>>>>>

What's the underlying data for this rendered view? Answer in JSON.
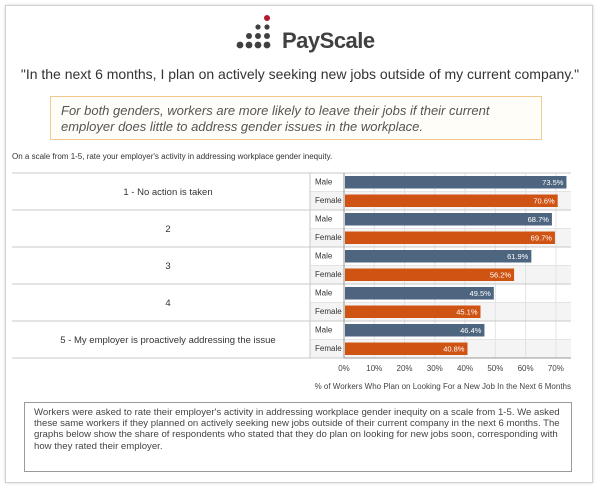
{
  "brand": {
    "name": "PayScale",
    "dot_color": "#404040",
    "accent_dot_color": "#b5192d"
  },
  "quote": "\"In the next 6 months, I plan on actively seeking new jobs outside of my current company.\"",
  "callout": "For both genders, workers are more likely to leave their jobs if their current employer does little to address gender issues in the workplace.",
  "question": "On a scale from 1-5, rate your employer's activity in addressing workplace gender inequity.",
  "footer_note": "Workers were asked to rate their employer's activity in addressing workplace gender inequity on a scale from 1-5. We asked these same workers if they planned on actively seeking new jobs outside of their current company in the next 6 months. The graphs below show the share of respondents who stated that they do plan on looking for new jobs soon, corresponding with how they rated their employer.",
  "chart_data": {
    "type": "bar",
    "orientation": "horizontal",
    "categories": [
      "1 - No action is taken",
      "2",
      "3",
      "4",
      "5 - My employer is proactively addressing the issue"
    ],
    "series": [
      {
        "name": "Male",
        "values": [
          73.5,
          68.7,
          61.9,
          49.5,
          46.4
        ],
        "labels": [
          "73.5%",
          "68.7%",
          "61.9%",
          "49.5%",
          "46.4%"
        ],
        "color": "#4e6580"
      },
      {
        "name": "Female",
        "values": [
          70.6,
          69.7,
          56.2,
          45.1,
          40.8
        ],
        "labels": [
          "70.6%",
          "69.7%",
          "56.2%",
          "45.1%",
          "40.8%"
        ],
        "color": "#cf5414"
      }
    ],
    "xlim": [
      0,
      75
    ],
    "xticks": [
      0,
      10,
      20,
      30,
      40,
      50,
      60,
      70
    ],
    "xtick_labels": [
      "0%",
      "10%",
      "20%",
      "30%",
      "40%",
      "50%",
      "60%",
      "70%"
    ],
    "xlabel": "% of Workers Who Plan on Looking For a New Job In the Next 6 Months",
    "grid": true
  }
}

<<<<<

→ YOUR TASK: Pick out the lines above containing the word "outside", then copy them.

→ PROBLEM SOLUTION:
  "quote": "\"In the next 6 months, I plan on actively seeking new jobs outside of my current company.\"",
  "footer_note": "Workers were asked to rate their employer's activity in addressing workplace gender inequity on a scale from 1-5. We asked these same workers if they planned on actively seeking new jobs outside of their current company in the next 6 months. The graphs below show the share of respondents who stated that they do plan on looking for new jobs soon, corresponding with how they rated their employer.",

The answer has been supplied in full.